STATED PROBLEM:
List all lines of the data containing the word "enim".

(Data records)
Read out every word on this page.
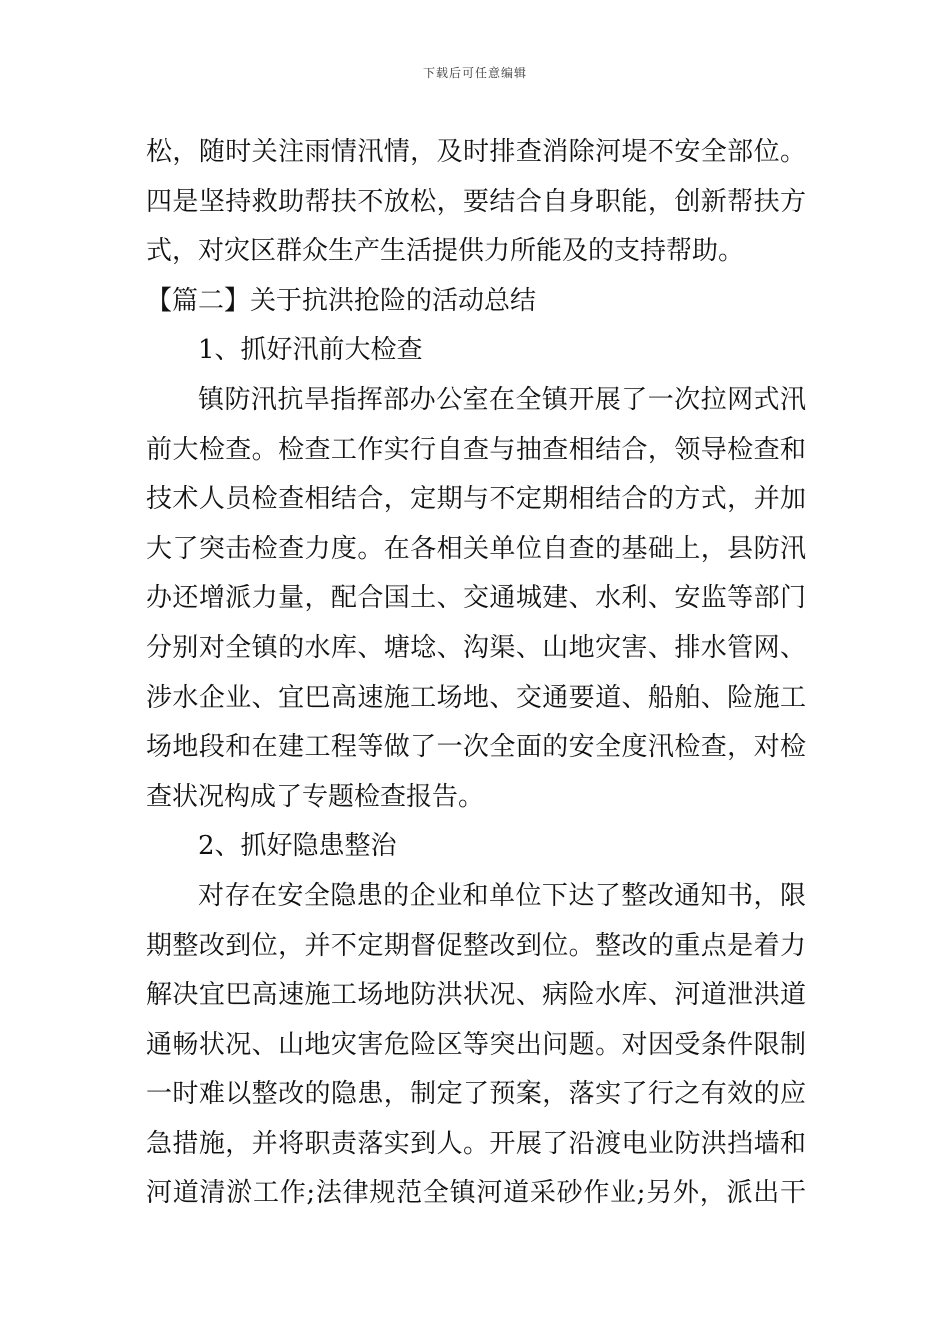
下载后可任意编辑
松，随时关注雨情汛情，及时排查消除河堤不安全部位。
四是坚持救助帮扶不放松，要结合自身职能，创新帮扶方
式，对灾区群众生产生活提供力所能及的支持帮助。
【篇二】关于抗洪抢险的活动总结
1、抓好汛前大检查
镇防汛抗旱指挥部办公室在全镇开展了一次拉网式汛
前大检查。检查工作实行自查与抽查相结合，领导检查和
技术人员检查相结合，定期与不定期相结合的方式，并加
大了突击检查力度。在各相关单位自查的基础上，县防汛
办还增派力量，配合国土、交通城建、水利、安监等部门
分别对全镇的水库、塘埝、沟渠、山地灾害、排水管网、
涉水企业、宜巴高速施工场地、交通要道、船舶、险施工
场地段和在建工程等做了一次全面的安全度汛检查，对检
查状况构成了专题检查报告。
2、抓好隐患整治
对存在安全隐患的企业和单位下达了整改通知书，限
期整改到位，并不定期督促整改到位。整改的重点是着力
解决宜巴高速施工场地防洪状况、病险水库、河道泄洪道
通畅状况、山地灾害危险区等突出问题。对因受条件限制
一时难以整改的隐患，制定了预案，落实了行之有效的应
急措施，并将职责落实到人。开展了沿渡电业防洪挡墙和
河道清淤工作;法律规范全镇河道采砂作业;另外，派出干
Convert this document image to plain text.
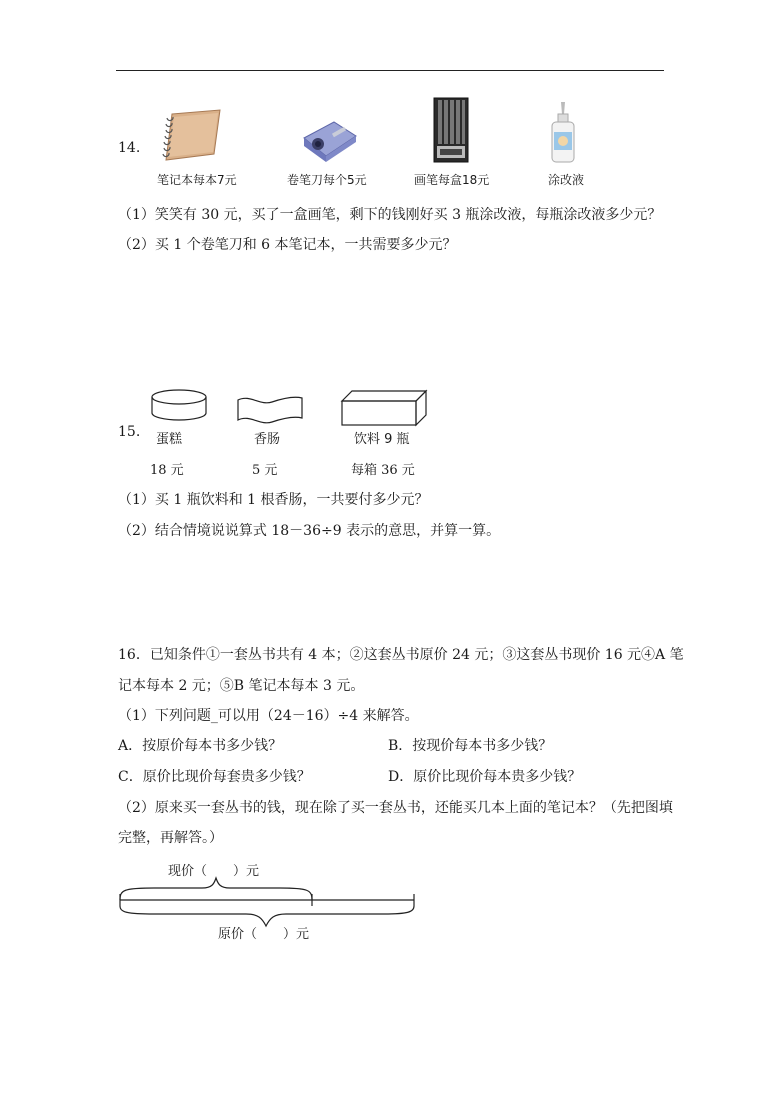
14.
笔记本每本7元	卷笔刀每个5元	画笔每盒18元	涂改液
（1）笑笑有 30 元，买了一盒画笔，剩下的钱刚好买 3 瓶涂改液，每瓶涂改液多少元？
（2）买 1 个卷笔刀和 6 本笔记本，一共需要多少元？
15. 蛋糕
18 元
香肠
5 元
饮料 9 瓶
每箱 36 元
（1）买 1 瓶饮料和 1 根香肠，一共要付多少元？
（2）结合情境说说算式 18－36÷9 表示的意思，并算一算。
16．已知条件①一套丛书共有 4 本；②这套丛书原价 24 元；③这套丛书现价 16 元④A 笔
记本每本 2 元；⑤B 笔记本每本 3 元。
（1）下列问题_可以用（24－16）÷4 来解答。
A．按原价每本书多少钱？	B．按现价每本书多少钱？
C．原价比现价每套贵多少钱？	D．原价比现价每本贵多少钱？
（2）原来买一套丛书的钱，现在除了买一套丛书，还能买几本上面的笔记本？（先把图填
完整，再解答。）
现价（　　）元
原价（　　）元
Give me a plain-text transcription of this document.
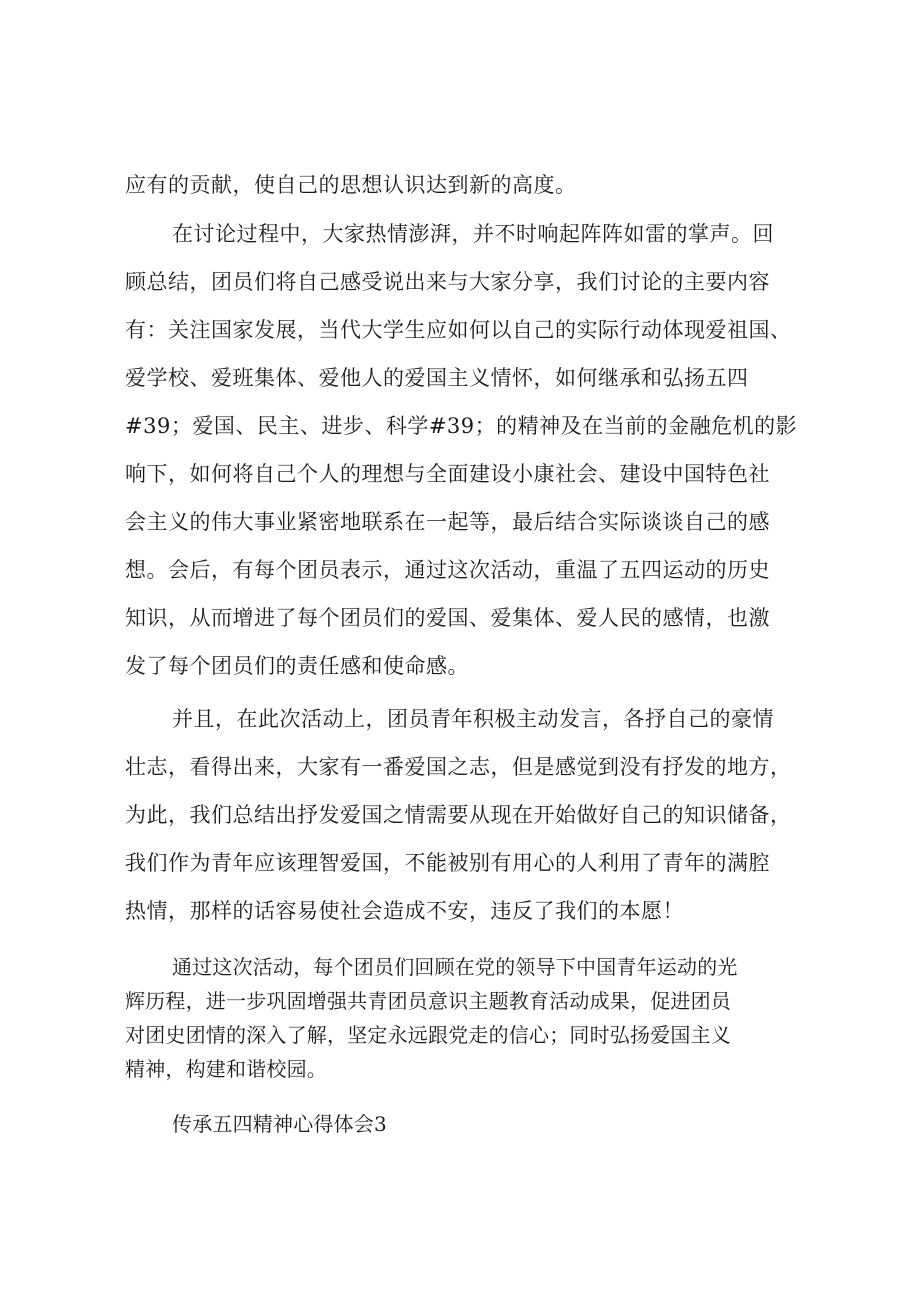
应有的贡献，使自己的思想认识达到新的高度。
在讨论过程中，大家热情澎湃，并不时响起阵阵如雷的掌声。回
顾总结，团员们将自己感受说出来与大家分享，我们讨论的主要内容
有：关注国家发展，当代大学生应如何以自己的实际行动体现爱祖国、
爱学校、爱班集体、爱他人的爱国主义情怀，如何继承和弘扬五四
#39；爱国、民主、进步、科学#39；的精神及在当前的金融危机的影
响下，如何将自己个人的理想与全面建设小康社会、建设中国特色社
会主义的伟大事业紧密地联系在一起等，最后结合实际谈谈自己的感
想。会后，有每个团员表示，通过这次活动，重温了五四运动的历史
知识，从而增进了每个团员们的爱国、爱集体、爱人民的感情，也激
发了每个团员们的责任感和使命感。
并且，在此次活动上，团员青年积极主动发言，各抒自己的豪情
壮志，看得出来，大家有一番爱国之志，但是感觉到没有抒发的地方，
为此，我们总结出抒发爱国之情需要从现在开始做好自己的知识储备，
我们作为青年应该理智爱国，不能被别有用心的人利用了青年的满腔
热情，那样的话容易使社会造成不安，违反了我们的本愿！
通过这次活动，每个团员们回顾在党的领导下中国青年运动的光
辉历程，进一步巩固增强共青团员意识主题教育活动成果，促进团员
对团史团情的深入了解，坚定永远跟党走的信心；同时弘扬爱国主义
精神，构建和谐校园。
传承五四精神心得体会3
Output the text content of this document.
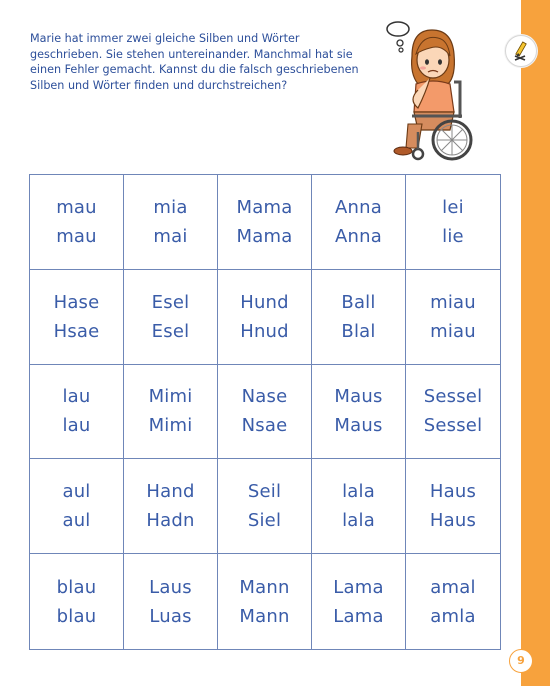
Marie hat immer zwei gleiche Silben und Wörter geschrieben. Sie stehen untereinander. Manchmal hat sie einen Fehler gemacht. Kannst du die falsch geschriebenen Silben und Wörter finden und durchstreichen?
mau
mau
mia
mai
Mama
Mama
Anna
Anna
lei
lie
Hase
Hsae
Esel
Esel
Hund
Hnud
Ball
Blal
miau
miau
lau
lau
Mimi
Mimi
Nase
Nsae
Maus
Maus
Sessel
Sessel
aul
aul
Hand
Hadn
Seil
Siel
lala
lala
Haus
Haus
blau
blau
Laus
Luas
Mann
Mann
Lama
Lama
amal
amla
9
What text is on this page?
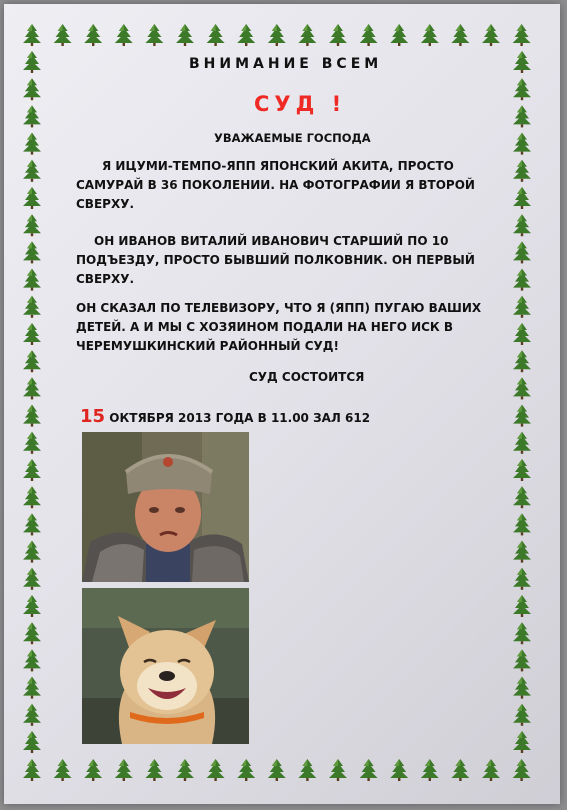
ВНИМАНИЕ ВСЕМ

СУД !

УВАЖАЕМЫЕ ГОСПОДА

Я ИЦУМИ-ТЕМПО-ЯПП ЯПОНСКИЙ АКИТА, ПРОСТО САМУРАЙ В 36 ПОКОЛЕНИИ. НА ФОТОГРАФИИ Я ВТОРОЙ СВЕРХУ.

ОН ИВАНОВ ВИТАЛИЙ ИВАНОВИЧ СТАРШИЙ ПО 10 ПОДЪЕЗДУ, ПРОСТО БЫВШИЙ ПОЛКОВНИК. ОН ПЕРВЫЙ СВЕРХУ.

ОН СКАЗАЛ ПО ТЕЛЕВИЗОРУ, ЧТО Я (ЯПП) ПУГАЮ ВАШИХ ДЕТЕЙ. А И МЫ С ХОЗЯИНОМ ПОДАЛИ НА НЕГО ИСК В ЧЕРЕМУШКИНСКИЙ РАЙОННЫЙ СУД!

СУД СОСТОИТСЯ

15 ОКТЯБРЯ 2013 ГОДА В 11.00 ЗАЛ 612
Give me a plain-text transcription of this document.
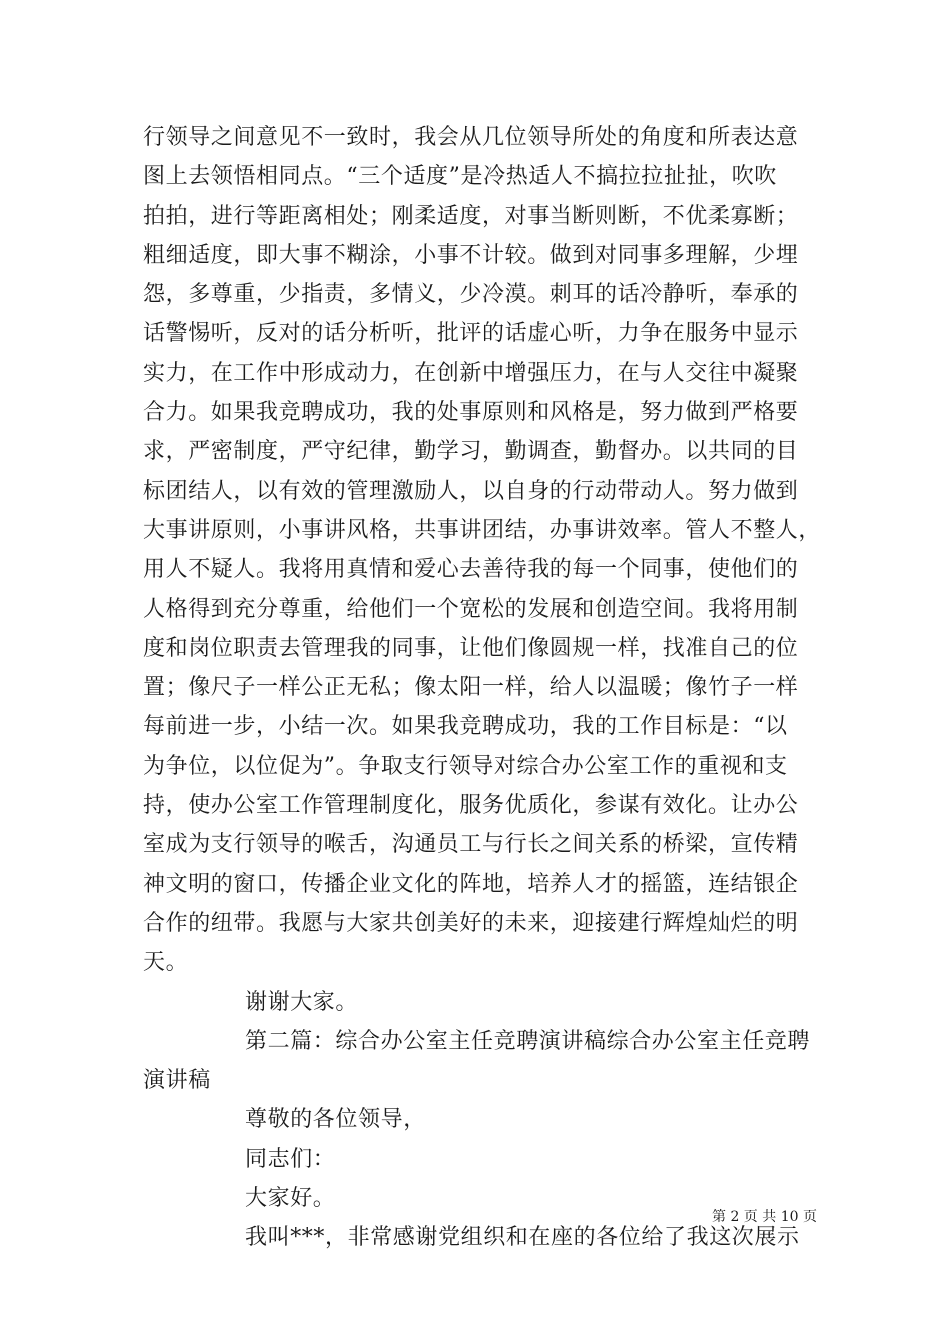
行领导之间意见不一致时，我会从几位领导所处的角度和所表达意
图上去领悟相同点。“三个适度”是冷热适人不搞拉拉扯扯，吹吹
拍拍，进行等距离相处；刚柔适度，对事当断则断，不优柔寡断；
粗细适度，即大事不糊涂，小事不计较。做到对同事多理解，少埋
怨，多尊重，少指责，多情义，少冷漠。刺耳的话冷静听，奉承的
话警惕听，反对的话分析听，批评的话虚心听，力争在服务中显示
实力，在工作中形成动力，在创新中增强压力，在与人交往中凝聚
合力。如果我竞聘成功，我的处事原则和风格是，努力做到严格要
求，严密制度，严守纪律，勤学习，勤调查，勤督办。以共同的目
标团结人，以有效的管理激励人，以自身的行动带动人。努力做到
大事讲原则，小事讲风格，共事讲团结，办事讲效率。管人不整人，
用人不疑人。我将用真情和爱心去善待我的每一个同事，使他们的
人格得到充分尊重，给他们一个宽松的发展和创造空间。我将用制
度和岗位职责去管理我的同事，让他们像圆规一样，找准自己的位
置；像尺子一样公正无私；像太阳一样，给人以温暖；像竹子一样
每前进一步，小结一次。如果我竞聘成功，我的工作目标是：“以
为争位，以位促为”。争取支行领导对综合办公室工作的重视和支
持，使办公室工作管理制度化，服务优质化，参谋有效化。让办公
室成为支行领导的喉舌，沟通员工与行长之间关系的桥梁，宣传精
神文明的窗口，传播企业文化的阵地，培养人才的摇篮，连结银企
合作的纽带。我愿与大家共创美好的未来，迎接建行辉煌灿烂的明
天。
谢谢大家。
第二篇：综合办公室主任竞聘演讲稿综合办公室主任竞聘
演讲稿
尊敬的各位领导，
同志们：
大家好。
我叫***，非常感谢党组织和在座的各位给了我这次展示
第 2 页 共 10 页
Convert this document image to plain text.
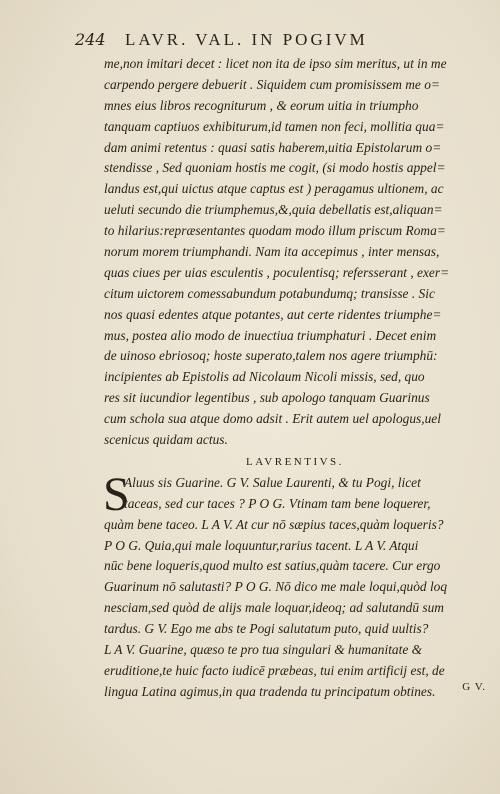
244 LAVR. VAL. IN POGIVM
me,non imitari decet : licet non ita de ipso sim meritus, ut in me
carpendo pergere debuerit . Siquidem cum promisissem me o=
mnes eius libros recogniturum , & eorum uitia in triumpho
tanquam captiuos exhibiturum,id tamen non feci, mollitia qua=
dam animi retentus : quasi satis haberem,uitia Epistolarum o=
stendisse , Sed quoniam hostis me cogit, (si modo hostis appel=
landus est,qui uictus atque captus est ) peragamus ultionem, ac
ueluti secundo die triumphemus,&,quia debellatis est,aliquan=
to hilarius:repræsentantes quodam modo illum priscum Roma=
norum morem triumphandi. Nam ita accepimus , inter mensas,
quas ciues per uias esculentis , poculentisq; refersserant , exer=
citum uictorem comessabundum potabundumq; transisse . Sic
nos quasi edentes atque potantes, aut certe ridentes triumphe=
mus, postea alio modo de inuectiua triumphaturi . Decet enim
de uinoso ebriosoq; hoste superato,talem nos agere triumphū:
incipientes ab Epistolis ad Nicolaum Nicoli missis, sed, quo
res sit iucundior legentibus , sub apologo tanquam Guarinus
cum schola sua atque domo adsit . Erit autem uel apologus,uel
scenicus quidam actus.
LAVRENTIVS.
S
Aluus sis Guarine. G V. Salue Laurenti, & tu Pogi, licet
taceas, sed cur taces ? P O G. Vtinam tam bene loquerer,
quàm bene taceo. L A V. At cur nō sæpius taces,quàm loqueris?
P O G. Quia,qui male loquuntur,rarius tacent. L A V. Atqui
nūc bene loqueris,quod multo est satius,quàm tacere. Cur ergo
Guarinum nō salutasti? P O G. Nō dico me male loqui,quòd loq
nesciam,sed quòd de alijs male loquar,ideoq; ad salutandū sum
tardus. G V. Ego me abs te Pogi salutatum puto, quid uultis?
L A V. Guarine, quæso te pro tua singulari & humanitate &
eruditione,te huic facto iudicē præbeas, tui enim artificij est, de
lingua Latina agimus,in qua tradenda tu principatum obtines.	G V.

OUTPUT OF THE TASK:
mus, postea alio modo de inuectiua triumphaturi . Decet enim
eruditione,te huic facto iudicē præbeas, tui enim artificij est, de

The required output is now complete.